## What this task involves
Determine the number of lines containing the word "Bandung", and state that figure alone.
# Dataset content start
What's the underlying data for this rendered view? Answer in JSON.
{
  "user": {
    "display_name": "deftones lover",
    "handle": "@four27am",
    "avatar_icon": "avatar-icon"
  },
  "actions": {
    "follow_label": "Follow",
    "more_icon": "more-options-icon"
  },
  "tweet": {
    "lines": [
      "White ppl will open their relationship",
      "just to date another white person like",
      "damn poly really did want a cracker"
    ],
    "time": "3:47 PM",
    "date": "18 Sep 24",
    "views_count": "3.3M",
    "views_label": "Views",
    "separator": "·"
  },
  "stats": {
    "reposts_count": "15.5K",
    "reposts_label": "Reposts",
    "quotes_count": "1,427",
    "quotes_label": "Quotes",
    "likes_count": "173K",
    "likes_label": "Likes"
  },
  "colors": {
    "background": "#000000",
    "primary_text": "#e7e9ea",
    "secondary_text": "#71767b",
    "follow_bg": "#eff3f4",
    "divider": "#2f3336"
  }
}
# Dataset content end
# Dataset content start
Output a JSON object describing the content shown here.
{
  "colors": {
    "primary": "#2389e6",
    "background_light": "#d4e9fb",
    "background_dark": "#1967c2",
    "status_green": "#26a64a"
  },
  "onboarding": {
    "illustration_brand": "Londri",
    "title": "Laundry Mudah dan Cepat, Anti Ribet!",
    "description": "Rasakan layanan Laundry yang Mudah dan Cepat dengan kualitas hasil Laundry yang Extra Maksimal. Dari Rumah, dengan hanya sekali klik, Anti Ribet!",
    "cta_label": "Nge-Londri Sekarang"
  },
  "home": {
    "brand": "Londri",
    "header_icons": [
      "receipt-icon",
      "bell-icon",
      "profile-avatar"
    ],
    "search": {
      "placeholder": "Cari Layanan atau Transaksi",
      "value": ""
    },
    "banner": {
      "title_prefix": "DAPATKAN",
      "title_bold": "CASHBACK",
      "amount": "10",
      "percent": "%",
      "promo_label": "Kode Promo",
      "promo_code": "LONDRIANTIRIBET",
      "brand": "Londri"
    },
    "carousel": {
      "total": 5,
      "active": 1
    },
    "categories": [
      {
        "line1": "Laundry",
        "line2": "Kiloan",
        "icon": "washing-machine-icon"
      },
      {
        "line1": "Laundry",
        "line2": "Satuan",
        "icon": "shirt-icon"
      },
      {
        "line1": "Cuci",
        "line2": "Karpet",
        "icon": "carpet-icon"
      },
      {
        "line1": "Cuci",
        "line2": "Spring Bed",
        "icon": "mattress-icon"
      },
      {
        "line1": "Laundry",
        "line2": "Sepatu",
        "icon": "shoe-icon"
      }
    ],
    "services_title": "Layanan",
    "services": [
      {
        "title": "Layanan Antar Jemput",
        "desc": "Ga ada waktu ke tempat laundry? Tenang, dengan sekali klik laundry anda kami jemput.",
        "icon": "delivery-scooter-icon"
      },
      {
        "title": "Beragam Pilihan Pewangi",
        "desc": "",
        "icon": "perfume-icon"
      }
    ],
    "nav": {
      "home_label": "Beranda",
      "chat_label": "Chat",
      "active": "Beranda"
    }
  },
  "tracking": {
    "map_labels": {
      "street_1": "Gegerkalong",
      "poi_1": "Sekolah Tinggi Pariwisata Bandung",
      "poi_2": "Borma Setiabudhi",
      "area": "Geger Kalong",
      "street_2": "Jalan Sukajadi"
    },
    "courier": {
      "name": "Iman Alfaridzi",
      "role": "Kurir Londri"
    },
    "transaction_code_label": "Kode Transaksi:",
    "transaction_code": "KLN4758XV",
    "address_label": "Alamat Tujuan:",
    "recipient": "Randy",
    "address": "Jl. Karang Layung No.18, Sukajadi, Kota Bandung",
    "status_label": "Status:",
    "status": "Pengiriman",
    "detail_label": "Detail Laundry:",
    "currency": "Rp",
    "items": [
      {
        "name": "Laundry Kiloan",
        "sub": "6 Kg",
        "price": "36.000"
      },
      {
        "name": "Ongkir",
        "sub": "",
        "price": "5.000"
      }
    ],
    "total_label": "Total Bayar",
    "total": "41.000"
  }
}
# Dataset content end
# Dataset content start
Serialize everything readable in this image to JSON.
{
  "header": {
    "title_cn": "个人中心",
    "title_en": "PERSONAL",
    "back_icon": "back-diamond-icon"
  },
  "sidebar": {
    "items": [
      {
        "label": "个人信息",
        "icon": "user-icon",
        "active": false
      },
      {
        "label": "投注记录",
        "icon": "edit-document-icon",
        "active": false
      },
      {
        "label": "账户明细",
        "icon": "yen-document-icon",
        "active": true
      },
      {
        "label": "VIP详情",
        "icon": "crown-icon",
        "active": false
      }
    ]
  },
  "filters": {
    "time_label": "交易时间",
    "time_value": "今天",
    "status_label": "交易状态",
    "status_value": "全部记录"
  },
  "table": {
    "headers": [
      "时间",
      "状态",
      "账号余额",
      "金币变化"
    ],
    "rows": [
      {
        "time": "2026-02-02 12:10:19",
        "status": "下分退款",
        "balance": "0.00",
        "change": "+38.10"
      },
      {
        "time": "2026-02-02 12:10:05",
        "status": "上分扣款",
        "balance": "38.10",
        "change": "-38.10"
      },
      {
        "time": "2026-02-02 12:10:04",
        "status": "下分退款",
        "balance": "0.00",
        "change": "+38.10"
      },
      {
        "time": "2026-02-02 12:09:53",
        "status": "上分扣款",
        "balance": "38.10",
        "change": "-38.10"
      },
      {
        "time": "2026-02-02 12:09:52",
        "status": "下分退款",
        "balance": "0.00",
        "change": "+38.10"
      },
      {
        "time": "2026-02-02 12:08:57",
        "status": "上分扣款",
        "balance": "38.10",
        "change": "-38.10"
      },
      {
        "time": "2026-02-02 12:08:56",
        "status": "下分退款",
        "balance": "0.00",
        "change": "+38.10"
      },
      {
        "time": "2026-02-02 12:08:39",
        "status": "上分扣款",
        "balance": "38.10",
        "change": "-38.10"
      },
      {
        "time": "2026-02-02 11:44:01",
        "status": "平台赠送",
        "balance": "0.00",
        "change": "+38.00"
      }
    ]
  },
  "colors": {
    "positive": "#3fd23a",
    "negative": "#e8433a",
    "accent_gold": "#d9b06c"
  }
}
# Dataset content end
## Completed exercise
2